(Items listed in a dataset)
START
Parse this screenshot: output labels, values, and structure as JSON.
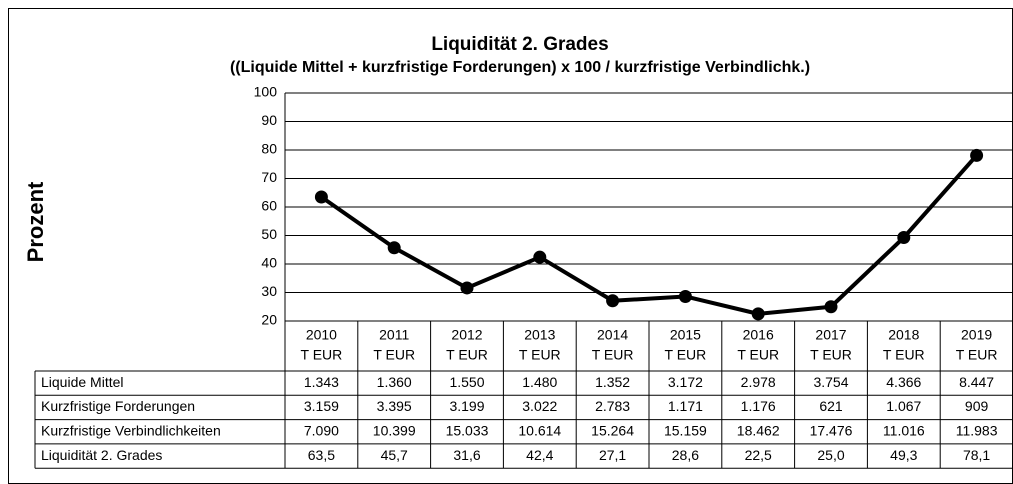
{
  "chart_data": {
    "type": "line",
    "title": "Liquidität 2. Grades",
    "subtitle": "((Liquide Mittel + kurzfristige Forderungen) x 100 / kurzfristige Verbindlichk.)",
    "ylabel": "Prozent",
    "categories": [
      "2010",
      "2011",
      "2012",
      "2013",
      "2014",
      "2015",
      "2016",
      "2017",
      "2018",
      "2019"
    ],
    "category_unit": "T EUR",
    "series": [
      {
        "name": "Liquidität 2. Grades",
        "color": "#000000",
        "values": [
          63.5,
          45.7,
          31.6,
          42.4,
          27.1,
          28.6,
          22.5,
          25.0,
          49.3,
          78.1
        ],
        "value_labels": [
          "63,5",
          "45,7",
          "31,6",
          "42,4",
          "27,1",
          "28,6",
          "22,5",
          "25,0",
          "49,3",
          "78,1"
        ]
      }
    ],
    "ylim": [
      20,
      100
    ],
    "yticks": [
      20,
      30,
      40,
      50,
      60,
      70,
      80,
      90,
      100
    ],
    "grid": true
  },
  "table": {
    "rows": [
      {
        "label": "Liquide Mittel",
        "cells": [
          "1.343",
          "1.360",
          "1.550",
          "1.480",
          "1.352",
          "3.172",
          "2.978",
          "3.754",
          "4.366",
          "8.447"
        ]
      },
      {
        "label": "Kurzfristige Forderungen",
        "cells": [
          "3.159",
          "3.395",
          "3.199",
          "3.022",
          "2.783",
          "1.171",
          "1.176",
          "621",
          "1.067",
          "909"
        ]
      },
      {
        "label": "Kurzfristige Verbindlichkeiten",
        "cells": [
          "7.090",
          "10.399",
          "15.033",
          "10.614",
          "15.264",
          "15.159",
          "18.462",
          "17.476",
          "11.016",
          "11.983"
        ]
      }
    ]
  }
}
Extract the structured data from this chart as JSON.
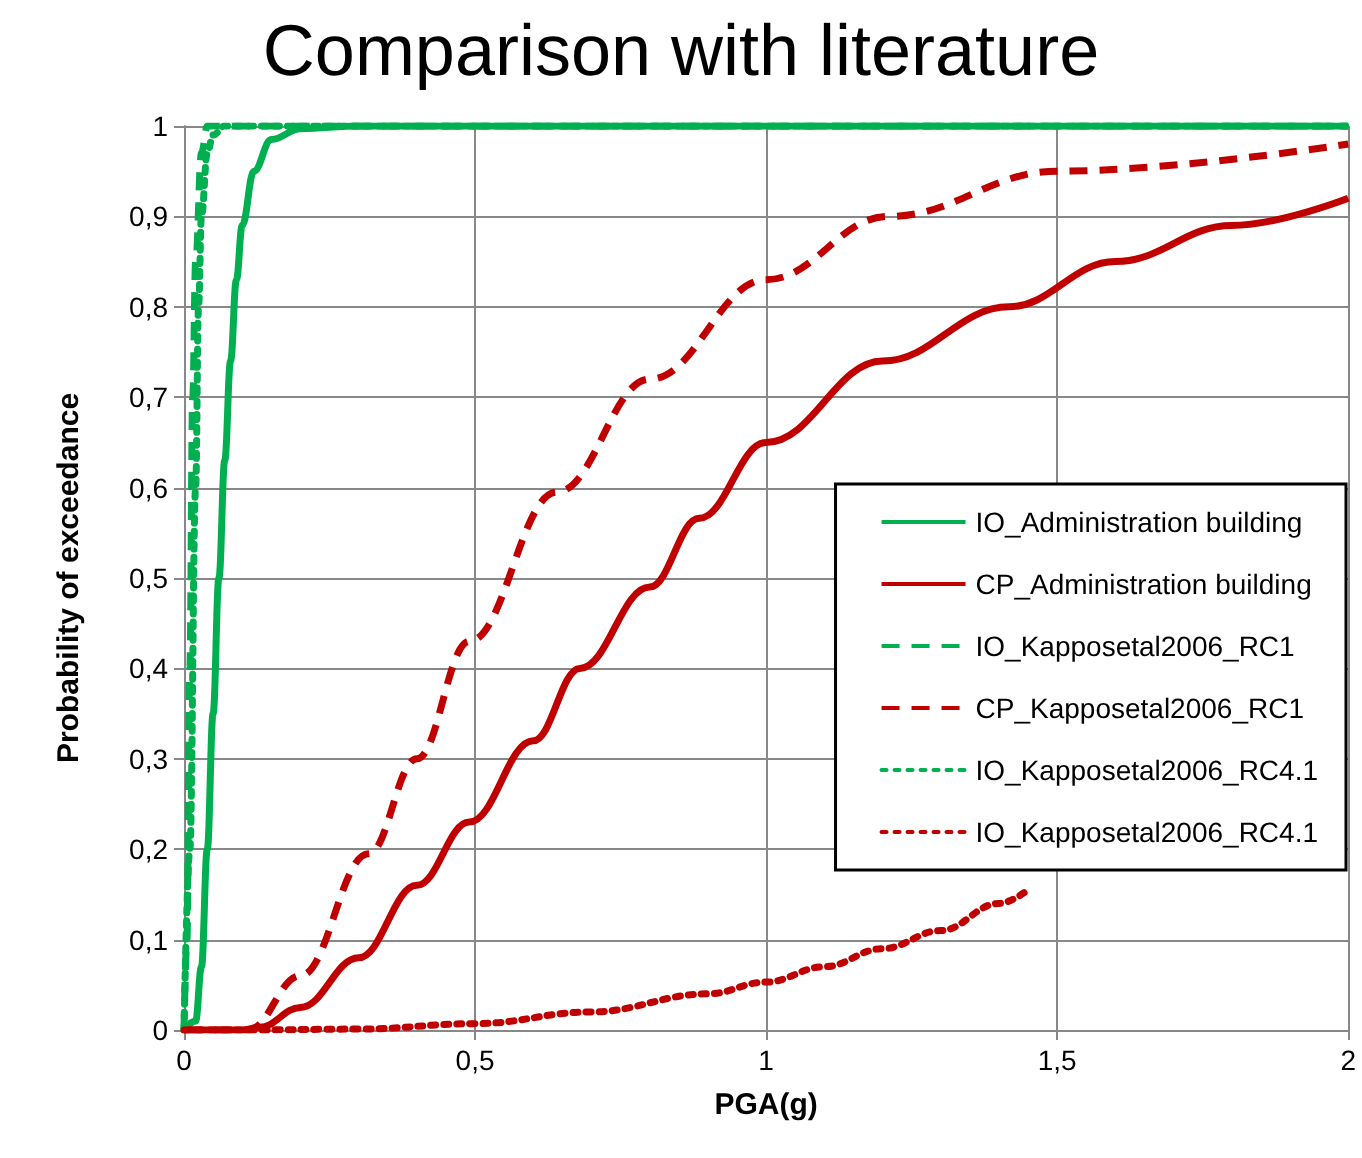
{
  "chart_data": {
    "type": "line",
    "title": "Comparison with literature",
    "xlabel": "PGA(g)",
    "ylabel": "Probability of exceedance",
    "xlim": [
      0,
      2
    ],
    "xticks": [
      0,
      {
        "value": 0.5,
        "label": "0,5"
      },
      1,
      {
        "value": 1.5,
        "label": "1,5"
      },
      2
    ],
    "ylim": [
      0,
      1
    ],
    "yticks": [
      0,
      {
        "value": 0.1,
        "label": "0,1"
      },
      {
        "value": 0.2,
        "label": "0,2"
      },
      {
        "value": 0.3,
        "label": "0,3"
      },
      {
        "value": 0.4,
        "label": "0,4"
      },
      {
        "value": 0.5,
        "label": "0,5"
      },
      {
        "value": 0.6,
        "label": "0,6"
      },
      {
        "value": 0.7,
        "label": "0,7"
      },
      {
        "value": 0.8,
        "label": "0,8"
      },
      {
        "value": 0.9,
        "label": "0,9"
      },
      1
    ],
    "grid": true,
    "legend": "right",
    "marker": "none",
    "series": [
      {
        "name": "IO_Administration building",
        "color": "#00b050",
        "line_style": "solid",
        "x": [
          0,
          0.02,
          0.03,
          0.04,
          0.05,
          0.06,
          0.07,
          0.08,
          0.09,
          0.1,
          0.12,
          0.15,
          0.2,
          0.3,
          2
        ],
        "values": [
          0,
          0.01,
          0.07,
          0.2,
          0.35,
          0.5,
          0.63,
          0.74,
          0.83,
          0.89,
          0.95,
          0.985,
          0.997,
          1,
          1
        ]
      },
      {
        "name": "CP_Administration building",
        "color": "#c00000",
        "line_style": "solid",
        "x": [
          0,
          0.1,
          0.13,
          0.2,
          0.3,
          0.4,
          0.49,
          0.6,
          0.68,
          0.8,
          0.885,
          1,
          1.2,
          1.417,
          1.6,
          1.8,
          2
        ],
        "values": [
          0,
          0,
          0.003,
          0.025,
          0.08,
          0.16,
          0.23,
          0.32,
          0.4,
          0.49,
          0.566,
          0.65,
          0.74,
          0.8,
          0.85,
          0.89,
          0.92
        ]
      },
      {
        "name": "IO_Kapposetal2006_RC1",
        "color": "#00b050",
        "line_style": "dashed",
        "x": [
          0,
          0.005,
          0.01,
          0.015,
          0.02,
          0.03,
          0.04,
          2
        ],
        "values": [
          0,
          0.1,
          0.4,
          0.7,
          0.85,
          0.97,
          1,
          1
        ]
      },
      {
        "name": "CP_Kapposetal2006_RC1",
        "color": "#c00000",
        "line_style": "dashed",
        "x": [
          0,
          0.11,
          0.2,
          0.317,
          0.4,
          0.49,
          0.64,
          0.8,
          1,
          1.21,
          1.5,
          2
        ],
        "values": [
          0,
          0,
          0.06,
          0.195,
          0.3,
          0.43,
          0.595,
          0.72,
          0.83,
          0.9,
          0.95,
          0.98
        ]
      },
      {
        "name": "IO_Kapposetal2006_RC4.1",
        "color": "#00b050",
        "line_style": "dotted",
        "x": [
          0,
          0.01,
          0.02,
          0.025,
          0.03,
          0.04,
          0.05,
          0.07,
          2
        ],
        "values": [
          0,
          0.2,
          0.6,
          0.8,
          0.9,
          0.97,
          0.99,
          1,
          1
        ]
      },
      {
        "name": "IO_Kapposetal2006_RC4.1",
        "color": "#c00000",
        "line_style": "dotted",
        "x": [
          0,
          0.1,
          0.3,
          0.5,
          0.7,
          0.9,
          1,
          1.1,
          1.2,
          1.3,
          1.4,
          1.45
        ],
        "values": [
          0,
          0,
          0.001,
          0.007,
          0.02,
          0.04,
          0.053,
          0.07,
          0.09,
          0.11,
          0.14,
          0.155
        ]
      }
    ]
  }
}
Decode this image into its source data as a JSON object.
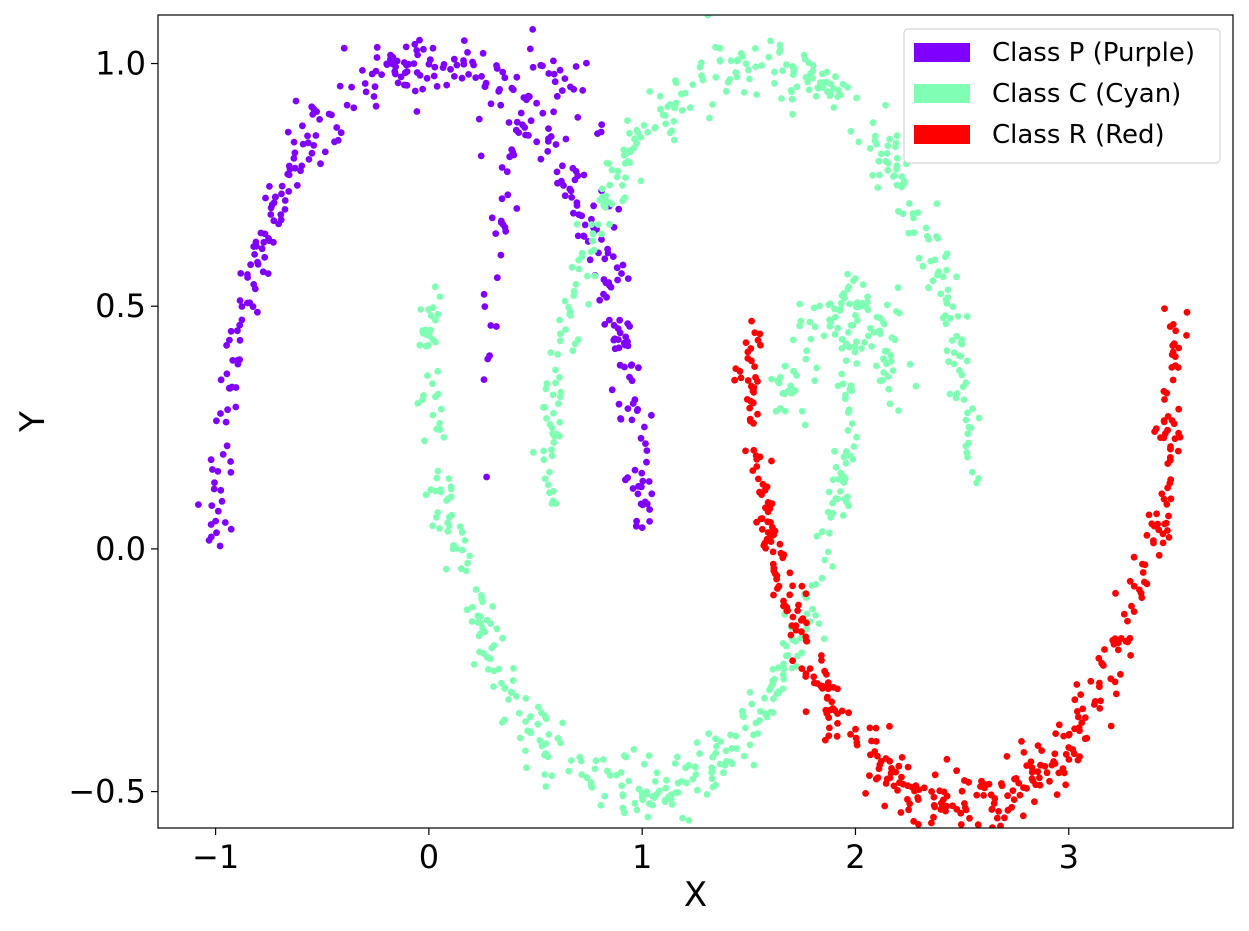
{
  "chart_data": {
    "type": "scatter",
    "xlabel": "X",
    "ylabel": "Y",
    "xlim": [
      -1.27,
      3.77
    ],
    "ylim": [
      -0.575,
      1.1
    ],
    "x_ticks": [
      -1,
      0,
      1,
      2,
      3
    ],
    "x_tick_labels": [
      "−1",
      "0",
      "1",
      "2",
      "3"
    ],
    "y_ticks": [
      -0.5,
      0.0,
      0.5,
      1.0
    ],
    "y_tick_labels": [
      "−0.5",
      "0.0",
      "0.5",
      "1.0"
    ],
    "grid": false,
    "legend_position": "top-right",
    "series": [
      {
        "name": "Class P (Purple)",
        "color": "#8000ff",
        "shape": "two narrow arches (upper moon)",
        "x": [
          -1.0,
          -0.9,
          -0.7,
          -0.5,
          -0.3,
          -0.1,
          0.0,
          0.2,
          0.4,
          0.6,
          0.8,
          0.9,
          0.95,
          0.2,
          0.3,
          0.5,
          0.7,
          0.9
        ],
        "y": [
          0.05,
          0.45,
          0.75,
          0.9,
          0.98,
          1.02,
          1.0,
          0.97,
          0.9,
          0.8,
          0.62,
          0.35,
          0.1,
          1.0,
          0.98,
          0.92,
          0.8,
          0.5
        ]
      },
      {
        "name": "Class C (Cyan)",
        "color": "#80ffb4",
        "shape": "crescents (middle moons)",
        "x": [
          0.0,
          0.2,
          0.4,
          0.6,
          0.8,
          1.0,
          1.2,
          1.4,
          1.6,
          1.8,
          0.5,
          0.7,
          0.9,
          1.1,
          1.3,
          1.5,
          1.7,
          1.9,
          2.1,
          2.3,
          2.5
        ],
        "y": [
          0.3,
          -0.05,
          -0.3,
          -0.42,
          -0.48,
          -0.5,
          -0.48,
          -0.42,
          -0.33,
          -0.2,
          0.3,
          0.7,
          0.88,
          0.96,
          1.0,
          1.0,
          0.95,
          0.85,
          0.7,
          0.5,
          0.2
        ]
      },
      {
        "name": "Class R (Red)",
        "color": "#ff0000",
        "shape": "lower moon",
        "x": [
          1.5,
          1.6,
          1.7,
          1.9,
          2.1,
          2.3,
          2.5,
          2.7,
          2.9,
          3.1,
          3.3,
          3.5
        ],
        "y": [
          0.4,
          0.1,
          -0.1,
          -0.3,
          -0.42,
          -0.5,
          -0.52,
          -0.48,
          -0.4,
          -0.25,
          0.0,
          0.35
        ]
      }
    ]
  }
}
END
## Task details
Using the listing above, gather each line that holds the string "Mittel" and copy it.

## Task output
    "subtitle": "((Liquide Mittel + kurzfristige Forderungen) x 100 / kurzfristige Verbindlichk.)",
        "label": "Liquide Mittel",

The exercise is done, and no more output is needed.